Recorded data:
-- begin --

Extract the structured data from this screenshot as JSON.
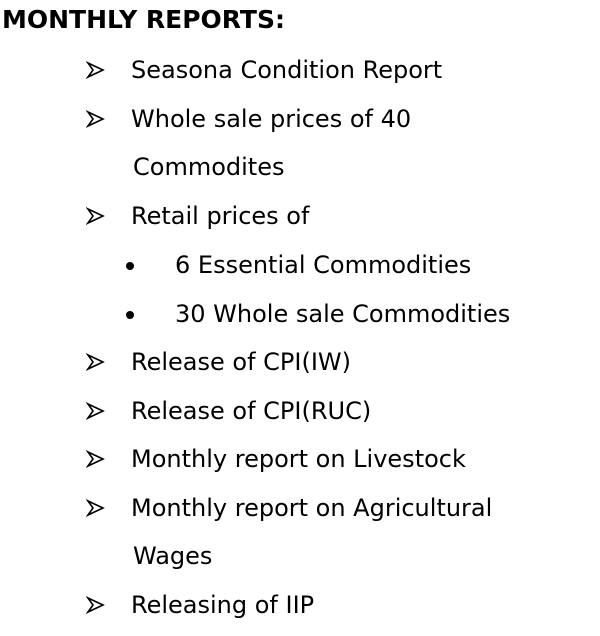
{
  "heading": "MONTHLY REPORTS:",
  "items": [
    {
      "text": "Seasona Condition Report"
    },
    {
      "text": "Whole sale prices of 40",
      "continuation": "Commodites"
    },
    {
      "text": "Retail prices of",
      "subitems": [
        "6 Essential Commodities",
        "30 Whole sale Commodities"
      ]
    },
    {
      "text": "Release of CPI(IW)"
    },
    {
      "text": "Release of CPI(RUC)"
    },
    {
      "text": "Monthly report on Livestock"
    },
    {
      "text": "Monthly report on Agricultural",
      "continuation": "Wages"
    },
    {
      "text": "Releasing of IIP"
    }
  ]
}
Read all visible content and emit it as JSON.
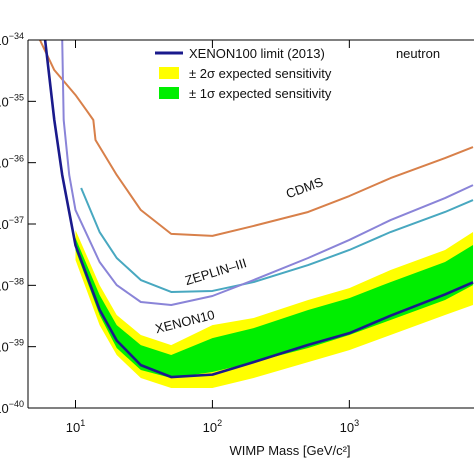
{
  "chart_data": {
    "type": "line",
    "xlabel": "WIMP Mass [GeV/c²]",
    "annotation": "neutron",
    "xscale": "log",
    "yscale": "log",
    "xlim": [
      4.5,
      8000
    ],
    "ylim": [
      1e-40,
      1e-34
    ],
    "xticks": [
      {
        "value": 10,
        "label": "10",
        "exponent": "1"
      },
      {
        "value": 100,
        "label": "10",
        "exponent": "2"
      },
      {
        "value": 1000,
        "label": "10",
        "exponent": "3"
      }
    ],
    "yticks": [
      {
        "value": 1e-40,
        "label": "10",
        "exponent": "−40"
      },
      {
        "value": 1e-39,
        "label": "10",
        "exponent": "−39"
      },
      {
        "value": 1e-38,
        "label": "10",
        "exponent": "−38"
      },
      {
        "value": 1e-37,
        "label": "10",
        "exponent": "−37"
      },
      {
        "value": 1e-36,
        "label": "10",
        "exponent": "−36"
      },
      {
        "value": 1e-35,
        "label": "10",
        "exponent": "−35"
      },
      {
        "value": 1e-34,
        "label": "10",
        "exponent": "−34"
      }
    ],
    "legend_position": "upper right",
    "bands": [
      {
        "name": "± 2σ expected sensitivity",
        "color": "#ffff00",
        "x": [
          10,
          15,
          20,
          30,
          50,
          100,
          200,
          500,
          1000,
          2000,
          5000,
          8000
        ],
        "upper": [
          8e-38,
          1.01e-38,
          3.28e-39,
          1.55e-39,
          1.06e-39,
          2.25e-39,
          2.93e-39,
          5.77e-39,
          9e-39,
          1.78e-38,
          3.77e-38,
          7.4e-38
        ],
        "lower": [
          2.59e-38,
          2.25e-39,
          7.3e-40,
          3.08e-40,
          2.12e-40,
          2.12e-40,
          3.08e-40,
          5.6e-40,
          8.8e-40,
          1.55e-39,
          3.28e-39,
          4.78e-39
        ]
      },
      {
        "name": "± 1σ expected sensitivity",
        "color": "#00ee00",
        "x": [
          10,
          15,
          20,
          30,
          50,
          100,
          200,
          500,
          1000,
          2000,
          5000,
          8000
        ],
        "upper": [
          5.9e-38,
          6.95e-39,
          2.25e-39,
          1.06e-39,
          7.3e-40,
          1.38e-39,
          2.01e-39,
          3.96e-39,
          6.2e-39,
          1.13e-38,
          2.4e-38,
          4.54e-38
        ],
        "lower": [
          3.77e-38,
          3.28e-39,
          9.5e-40,
          4.16e-40,
          3.08e-40,
          3.86e-40,
          5.6e-40,
          9.5e-40,
          1.55e-39,
          2.72e-39,
          5.77e-39,
          1.01e-38
        ]
      }
    ],
    "series": [
      {
        "name": "CDMS",
        "color": "#d8804a",
        "x": [
          5.5,
          7,
          10,
          12,
          13.5,
          14,
          20,
          30,
          50,
          100,
          200,
          500,
          1000,
          2000,
          5000,
          8000
        ],
        "values": [
          1e-34,
          3.24e-35,
          1.27e-35,
          7.2e-36,
          4.96e-36,
          2.34e-36,
          6.3e-37,
          1.69e-37,
          6.9e-38,
          6.4e-38,
          9.3e-38,
          1.57e-37,
          2.86e-37,
          5.6e-37,
          1.19e-36,
          1.8e-36
        ]
      },
      {
        "name": "ZEPLIN–III",
        "color": "#48a8c0",
        "x": [
          11,
          15,
          20,
          30,
          50,
          100,
          200,
          500,
          1000,
          2000,
          5000,
          8000
        ],
        "values": [
          3.86e-37,
          7.4e-38,
          2.79e-38,
          1.22e-38,
          7.8e-39,
          8.1e-39,
          1.13e-38,
          2.14e-38,
          3.77e-38,
          7.4e-38,
          1.57e-37,
          2.46e-37
        ]
      },
      {
        "name": "XENON10",
        "color": "#8a84d8",
        "x": [
          8,
          8.2,
          9,
          10,
          15,
          20,
          30,
          50,
          100,
          200,
          500,
          1000,
          2000,
          5000,
          8000
        ],
        "values": [
          1e-34,
          4.96e-36,
          6.3e-37,
          1.69e-37,
          2.4e-38,
          1.01e-38,
          5.35e-39,
          4.78e-39,
          6.7e-39,
          1.22e-38,
          2.79e-38,
          5.5e-38,
          1.16e-37,
          2.65e-37,
          4.3e-37
        ]
      },
      {
        "name": "XENON100 limit (2013)",
        "color": "#1a1a8c",
        "x": [
          6,
          7,
          8,
          10,
          15,
          20,
          30,
          50,
          100,
          200,
          500,
          1000,
          2000,
          5000,
          8000
        ],
        "values": [
          1e-34,
          5e-36,
          6.3e-37,
          4.5e-38,
          4e-39,
          1.26e-39,
          5e-40,
          3.2e-40,
          3.5e-40,
          5.6e-40,
          1.07e-39,
          1.66e-39,
          3.2e-39,
          7.1e-39,
          1.12e-38
        ]
      }
    ]
  }
}
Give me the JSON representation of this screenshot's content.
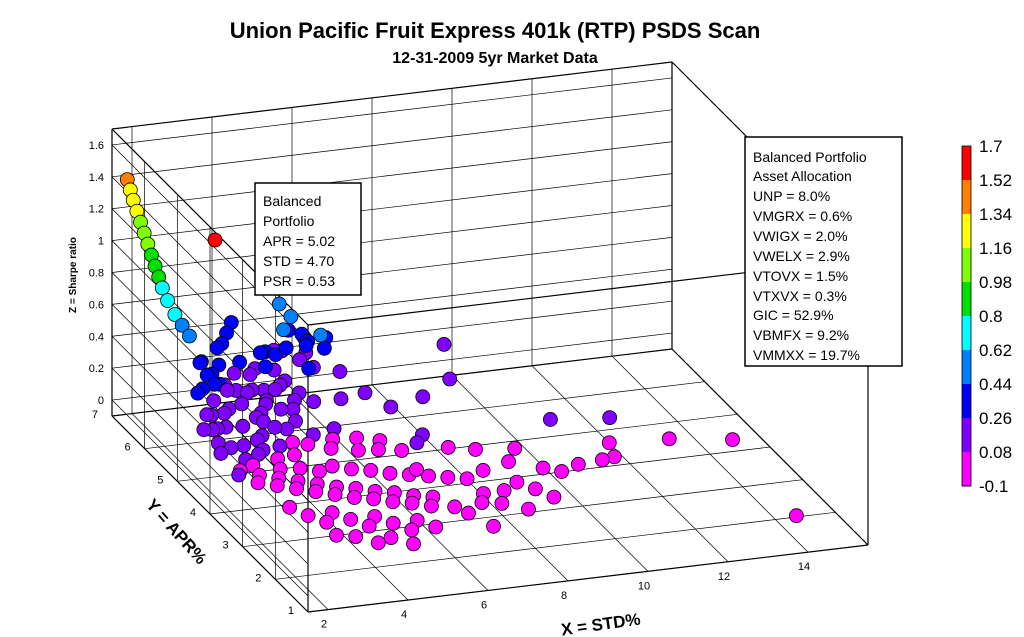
{
  "chart_data": {
    "type": "scatter",
    "title": "Union Pacific Fruit Express 401k (RTP) PSDS Scan",
    "subtitle": "12-31-2009 5yr Market Data",
    "xlabel": "X = STD%",
    "ylabel": "Y = APR%",
    "zlabel": "Z = Sharpe ratio",
    "x_ticks": [
      "2",
      "4",
      "6",
      "8",
      "10",
      "12",
      "14"
    ],
    "y_ticks": [
      "1",
      "2",
      "3",
      "4",
      "5",
      "6",
      "7"
    ],
    "z_ticks": [
      "0",
      "0.2",
      "0.4",
      "0.6",
      "0.8",
      "1",
      "1.2",
      "1.4",
      "1.6"
    ],
    "xlim": [
      1.5,
      15.5
    ],
    "ylim": [
      1,
      7
    ],
    "zlim": [
      -0.1,
      1.7
    ],
    "grid": true,
    "colorbar": {
      "labels": [
        "1.7",
        "1.52",
        "1.34",
        "1.16",
        "0.98",
        "0.8",
        "0.62",
        "0.44",
        "0.26",
        "0.08",
        "-0.1"
      ],
      "colors": [
        "#ff0000",
        "#ff8000",
        "#ffff00",
        "#80ff00",
        "#00e000",
        "#00ffff",
        "#0080ff",
        "#0000ff",
        "#8000ff",
        "#ff00ff"
      ]
    },
    "highlight": {
      "x": 4.7,
      "y": 5.02,
      "z": 1.06
    },
    "points": [
      {
        "x": 14.2,
        "y": 1.6,
        "z": 0.0
      },
      {
        "x": 14.4,
        "y": 3.8,
        "z": 0.02
      },
      {
        "x": 12.9,
        "y": 3.9,
        "z": 0.05
      },
      {
        "x": 11.9,
        "y": 4.5,
        "z": 0.09
      },
      {
        "x": 11.4,
        "y": 3.9,
        "z": 0.07
      },
      {
        "x": 11.2,
        "y": 3.5,
        "z": 0.07
      },
      {
        "x": 10.9,
        "y": 3.5,
        "z": 0.06
      },
      {
        "x": 9.8,
        "y": 3.4,
        "z": 0.04
      },
      {
        "x": 10.3,
        "y": 3.5,
        "z": 0.05
      },
      {
        "x": 10.5,
        "y": 4.6,
        "z": 0.1
      },
      {
        "x": 8.9,
        "y": 3.1,
        "z": 0.02
      },
      {
        "x": 8.6,
        "y": 3.3,
        "z": 0.03
      },
      {
        "x": 8.0,
        "y": 3.6,
        "z": 0.06
      },
      {
        "x": 7.6,
        "y": 3.1,
        "z": 0.03
      },
      {
        "x": 7.2,
        "y": 2.3,
        "z": 0.0
      },
      {
        "x": 7.4,
        "y": 2.9,
        "z": 0.02
      },
      {
        "x": 6.9,
        "y": 2.7,
        "z": 0.01
      },
      {
        "x": 6.5,
        "y": 3.8,
        "z": 0.07
      },
      {
        "x": 6.0,
        "y": 5.5,
        "z": 0.18
      },
      {
        "x": 7.0,
        "y": 4.4,
        "z": 0.1
      },
      {
        "x": 9.8,
        "y": 7.0,
        "z": 0.1
      },
      {
        "x": 6.3,
        "y": 7.0,
        "z": 0.25
      },
      {
        "x": 6.6,
        "y": 6.7,
        "z": 0.3
      },
      {
        "x": 6.1,
        "y": 6.7,
        "z": 0.22
      },
      {
        "x": 6.4,
        "y": 6.5,
        "z": 0.28
      },
      {
        "x": 7.2,
        "y": 6.8,
        "z": 0.75
      },
      {
        "x": 5.6,
        "y": 6.9,
        "z": 0.5
      },
      {
        "x": 5.4,
        "y": 6.3,
        "z": 0.55
      },
      {
        "x": 5.9,
        "y": 6.0,
        "z": 0.48
      },
      {
        "x": 5.5,
        "y": 6.5,
        "z": 0.42
      },
      {
        "x": 5.3,
        "y": 6.4,
        "z": 0.45
      },
      {
        "x": 5.2,
        "y": 6.2,
        "z": 0.38
      },
      {
        "x": 5.7,
        "y": 6.2,
        "z": 0.38
      },
      {
        "x": 5.9,
        "y": 6.4,
        "z": 0.36
      },
      {
        "x": 6.0,
        "y": 6.7,
        "z": 0.34
      },
      {
        "x": 4.4,
        "y": 6.9,
        "z": 0.42
      },
      {
        "x": 4.8,
        "y": 6.5,
        "z": 0.3
      },
      {
        "x": 4.6,
        "y": 6.1,
        "z": 0.3
      },
      {
        "x": 5.0,
        "y": 6.6,
        "z": 0.28
      },
      {
        "x": 5.1,
        "y": 6.4,
        "z": 0.3
      },
      {
        "x": 5.3,
        "y": 6.7,
        "z": 0.26
      },
      {
        "x": 5.5,
        "y": 6.7,
        "z": 0.25
      },
      {
        "x": 5.7,
        "y": 6.4,
        "z": 0.25
      },
      {
        "x": 5.6,
        "y": 6.0,
        "z": 0.28
      },
      {
        "x": 5.8,
        "y": 6.1,
        "z": 0.26
      },
      {
        "x": 4.9,
        "y": 6.2,
        "z": 0.25
      },
      {
        "x": 5.0,
        "y": 6.0,
        "z": 0.22
      },
      {
        "x": 4.8,
        "y": 5.9,
        "z": 0.22
      },
      {
        "x": 4.6,
        "y": 5.8,
        "z": 0.22
      },
      {
        "x": 4.4,
        "y": 5.9,
        "z": 0.2
      },
      {
        "x": 4.2,
        "y": 5.6,
        "z": 0.18
      },
      {
        "x": 4.5,
        "y": 5.5,
        "z": 0.16
      },
      {
        "x": 4.8,
        "y": 5.5,
        "z": 0.15
      },
      {
        "x": 5.0,
        "y": 5.7,
        "z": 0.16
      },
      {
        "x": 5.2,
        "y": 5.8,
        "z": 0.18
      },
      {
        "x": 5.4,
        "y": 5.6,
        "z": 0.16
      },
      {
        "x": 4.7,
        "y": 5.3,
        "z": 0.12
      },
      {
        "x": 4.4,
        "y": 5.2,
        "z": 0.1
      },
      {
        "x": 4.1,
        "y": 5.2,
        "z": 0.12
      },
      {
        "x": 4.0,
        "y": 5.5,
        "z": 0.15
      },
      {
        "x": 3.8,
        "y": 5.4,
        "z": 0.15
      },
      {
        "x": 3.6,
        "y": 5.6,
        "z": 0.2
      },
      {
        "x": 3.4,
        "y": 5.8,
        "z": 0.25
      },
      {
        "x": 3.3,
        "y": 5.9,
        "z": 0.27
      },
      {
        "x": 3.5,
        "y": 6.0,
        "z": 0.24
      },
      {
        "x": 3.7,
        "y": 5.9,
        "z": 0.22
      },
      {
        "x": 3.9,
        "y": 5.8,
        "z": 0.22
      },
      {
        "x": 4.1,
        "y": 5.9,
        "z": 0.21
      },
      {
        "x": 4.3,
        "y": 6.2,
        "z": 0.24
      },
      {
        "x": 4.5,
        "y": 6.3,
        "z": 0.25
      },
      {
        "x": 4.2,
        "y": 6.4,
        "z": 0.28
      },
      {
        "x": 3.9,
        "y": 6.2,
        "z": 0.26
      },
      {
        "x": 3.6,
        "y": 6.3,
        "z": 0.3
      },
      {
        "x": 3.8,
        "y": 6.6,
        "z": 0.34
      },
      {
        "x": 4.0,
        "y": 6.7,
        "z": 0.34
      },
      {
        "x": 4.2,
        "y": 6.8,
        "z": 0.38
      },
      {
        "x": 3.7,
        "y": 5.1,
        "z": 0.1
      },
      {
        "x": 3.5,
        "y": 5.0,
        "z": 0.1
      },
      {
        "x": 3.3,
        "y": 5.2,
        "z": 0.15
      },
      {
        "x": 3.2,
        "y": 5.5,
        "z": 0.2
      },
      {
        "x": 3.0,
        "y": 5.4,
        "z": 0.2
      },
      {
        "x": 2.9,
        "y": 5.6,
        "z": 0.24
      },
      {
        "x": 2.8,
        "y": 5.1,
        "z": 0.18
      },
      {
        "x": 2.6,
        "y": 5.3,
        "z": 0.22
      },
      {
        "x": 2.5,
        "y": 5.0,
        "z": 0.2
      },
      {
        "x": 2.4,
        "y": 5.2,
        "z": 0.25
      },
      {
        "x": 2.3,
        "y": 4.9,
        "z": 0.22
      },
      {
        "x": 2.2,
        "y": 4.6,
        "z": 0.2
      },
      {
        "x": 2.1,
        "y": 4.4,
        "z": 0.18
      },
      {
        "x": 2.0,
        "y": 4.8,
        "z": 0.25
      },
      {
        "x": 2.6,
        "y": 4.7,
        "z": 0.14
      },
      {
        "x": 2.8,
        "y": 4.5,
        "z": 0.1
      },
      {
        "x": 3.0,
        "y": 4.8,
        "z": 0.12
      },
      {
        "x": 3.2,
        "y": 4.6,
        "z": 0.1
      },
      {
        "x": 3.4,
        "y": 4.7,
        "z": 0.1
      },
      {
        "x": 3.6,
        "y": 4.5,
        "z": 0.08
      },
      {
        "x": 3.9,
        "y": 4.8,
        "z": 0.09
      },
      {
        "x": 4.1,
        "y": 4.6,
        "z": 0.07
      },
      {
        "x": 4.3,
        "y": 4.9,
        "z": 0.08
      },
      {
        "x": 4.6,
        "y": 4.8,
        "z": 0.08
      },
      {
        "x": 4.9,
        "y": 5.0,
        "z": 0.09
      },
      {
        "x": 5.1,
        "y": 4.7,
        "z": 0.06
      },
      {
        "x": 5.3,
        "y": 4.9,
        "z": 0.07
      },
      {
        "x": 5.5,
        "y": 5.1,
        "z": 0.09
      },
      {
        "x": 5.7,
        "y": 4.6,
        "z": 0.05
      },
      {
        "x": 5.9,
        "y": 4.9,
        "z": 0.06
      },
      {
        "x": 6.2,
        "y": 4.6,
        "z": 0.04
      },
      {
        "x": 6.4,
        "y": 4.8,
        "z": 0.05
      },
      {
        "x": 6.7,
        "y": 4.5,
        "z": 0.04
      },
      {
        "x": 2.3,
        "y": 4.1,
        "z": 0.1
      },
      {
        "x": 2.5,
        "y": 4.3,
        "z": 0.08
      },
      {
        "x": 2.7,
        "y": 4.0,
        "z": 0.06
      },
      {
        "x": 2.9,
        "y": 4.2,
        "z": 0.06
      },
      {
        "x": 3.1,
        "y": 3.9,
        "z": 0.05
      },
      {
        "x": 3.3,
        "y": 4.1,
        "z": 0.05
      },
      {
        "x": 3.5,
        "y": 3.8,
        "z": 0.04
      },
      {
        "x": 3.7,
        "y": 4.0,
        "z": 0.04
      },
      {
        "x": 3.9,
        "y": 3.7,
        "z": 0.03
      },
      {
        "x": 4.1,
        "y": 3.9,
        "z": 0.03
      },
      {
        "x": 4.3,
        "y": 3.6,
        "z": 0.02
      },
      {
        "x": 4.5,
        "y": 3.8,
        "z": 0.02
      },
      {
        "x": 4.7,
        "y": 3.5,
        "z": 0.01
      },
      {
        "x": 4.9,
        "y": 3.7,
        "z": 0.02
      },
      {
        "x": 5.1,
        "y": 3.4,
        "z": 0.01
      },
      {
        "x": 5.3,
        "y": 3.6,
        "z": 0.01
      },
      {
        "x": 5.5,
        "y": 3.3,
        "z": 0.0
      },
      {
        "x": 5.7,
        "y": 3.5,
        "z": 0.01
      },
      {
        "x": 5.9,
        "y": 3.2,
        "z": 0.0
      },
      {
        "x": 6.1,
        "y": 3.4,
        "z": 0.0
      },
      {
        "x": 6.3,
        "y": 3.1,
        "z": -0.01
      },
      {
        "x": 6.5,
        "y": 3.3,
        "z": 0.0
      },
      {
        "x": 6.8,
        "y": 3.0,
        "z": -0.01
      },
      {
        "x": 3.0,
        "y": 3.4,
        "z": 0.02
      },
      {
        "x": 3.3,
        "y": 3.2,
        "z": 0.0
      },
      {
        "x": 3.6,
        "y": 3.0,
        "z": -0.01
      },
      {
        "x": 3.9,
        "y": 3.2,
        "z": 0.0
      },
      {
        "x": 4.2,
        "y": 3.0,
        "z": -0.01
      },
      {
        "x": 4.5,
        "y": 2.8,
        "z": -0.02
      },
      {
        "x": 4.8,
        "y": 3.0,
        "z": -0.01
      },
      {
        "x": 5.1,
        "y": 2.8,
        "z": -0.02
      },
      {
        "x": 5.4,
        "y": 2.6,
        "z": -0.03
      },
      {
        "x": 5.7,
        "y": 2.8,
        "z": -0.02
      },
      {
        "x": 6.0,
        "y": 2.6,
        "z": -0.03
      },
      {
        "x": 4.0,
        "y": 2.6,
        "z": -0.03
      },
      {
        "x": 4.4,
        "y": 2.4,
        "z": -0.04
      },
      {
        "x": 4.8,
        "y": 2.5,
        "z": -0.04
      },
      {
        "x": 5.2,
        "y": 2.3,
        "z": -0.05
      },
      {
        "x": 3.6,
        "y": 2.7,
        "z": -0.03
      },
      {
        "x": 2.9,
        "y": 4.4,
        "z": 0.08
      },
      {
        "x": 3.5,
        "y": 4.3,
        "z": 0.06
      },
      {
        "x": 4.0,
        "y": 4.3,
        "z": 0.05
      },
      {
        "x": 4.4,
        "y": 4.2,
        "z": 0.04
      },
      {
        "x": 4.8,
        "y": 4.3,
        "z": 0.04
      },
      {
        "x": 5.2,
        "y": 4.2,
        "z": 0.03
      },
      {
        "x": 5.6,
        "y": 4.1,
        "z": 0.03
      },
      {
        "x": 6.0,
        "y": 4.0,
        "z": 0.02
      },
      {
        "x": 6.4,
        "y": 3.9,
        "z": 0.02
      },
      {
        "x": 6.8,
        "y": 3.8,
        "z": 0.02
      },
      {
        "x": 7.2,
        "y": 3.7,
        "z": 0.02
      },
      {
        "x": 7.6,
        "y": 3.6,
        "z": 0.02
      },
      {
        "x": 8.2,
        "y": 3.2,
        "z": 0.01
      },
      {
        "x": 7.9,
        "y": 2.9,
        "z": 0.0
      },
      {
        "x": 8.4,
        "y": 2.7,
        "z": -0.01
      },
      {
        "x": 9.2,
        "y": 2.9,
        "z": 0.0
      },
      {
        "x": 9.5,
        "y": 3.6,
        "z": 0.03
      },
      {
        "x": 8.8,
        "y": 3.8,
        "z": 0.05
      },
      {
        "x": 9.2,
        "y": 4.1,
        "z": 0.06
      },
      {
        "x": 8.3,
        "y": 4.2,
        "z": 0.06
      },
      {
        "x": 7.7,
        "y": 4.3,
        "z": 0.07
      },
      {
        "x": 7.3,
        "y": 4.6,
        "z": 0.1
      },
      {
        "x": 7.8,
        "y": 5.2,
        "z": 0.2
      },
      {
        "x": 8.8,
        "y": 5.6,
        "z": 0.2
      },
      {
        "x": 7.0,
        "y": 5.2,
        "z": 0.16
      },
      {
        "x": 6.6,
        "y": 5.5,
        "z": 0.2
      },
      {
        "x": 6.3,
        "y": 5.9,
        "z": 0.26
      },
      {
        "x": 3.9,
        "y": 5.3,
        "z": 0.14
      },
      {
        "x": 4.3,
        "y": 5.7,
        "z": 0.18
      },
      {
        "x": 2.7,
        "y": 6.1,
        "z": 0.55
      },
      {
        "x": 2.6,
        "y": 6.2,
        "z": 0.6
      },
      {
        "x": 2.5,
        "y": 6.3,
        "z": 0.65
      },
      {
        "x": 2.4,
        "y": 6.4,
        "z": 0.72
      },
      {
        "x": 2.35,
        "y": 6.5,
        "z": 0.78
      },
      {
        "x": 2.3,
        "y": 6.55,
        "z": 0.84
      },
      {
        "x": 2.25,
        "y": 6.6,
        "z": 0.9
      },
      {
        "x": 2.2,
        "y": 6.65,
        "z": 0.96
      },
      {
        "x": 2.15,
        "y": 6.7,
        "z": 1.02
      },
      {
        "x": 2.1,
        "y": 6.75,
        "z": 1.08
      },
      {
        "x": 2.05,
        "y": 6.8,
        "z": 1.14
      },
      {
        "x": 2.0,
        "y": 6.85,
        "z": 1.2
      },
      {
        "x": 1.95,
        "y": 6.9,
        "z": 1.26
      },
      {
        "x": 1.9,
        "y": 6.93,
        "z": 1.32
      },
      {
        "x": 1.85,
        "y": 6.96,
        "z": 1.38
      },
      {
        "x": 2.8,
        "y": 5.9,
        "z": 0.42
      },
      {
        "x": 2.9,
        "y": 5.8,
        "z": 0.36
      },
      {
        "x": 3.0,
        "y": 5.7,
        "z": 0.32
      },
      {
        "x": 3.1,
        "y": 5.9,
        "z": 0.34
      },
      {
        "x": 3.0,
        "y": 6.1,
        "z": 0.38
      },
      {
        "x": 2.7,
        "y": 5.7,
        "z": 0.3
      },
      {
        "x": 2.5,
        "y": 5.6,
        "z": 0.3
      }
    ]
  }
}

-- end --

▸ **Problem statement**
Extract all lines from the data in which "prices" is found.

▸ **Answer to this exercise**
      "text": "Whole sale prices of 40",
      "text": "Retail prices of",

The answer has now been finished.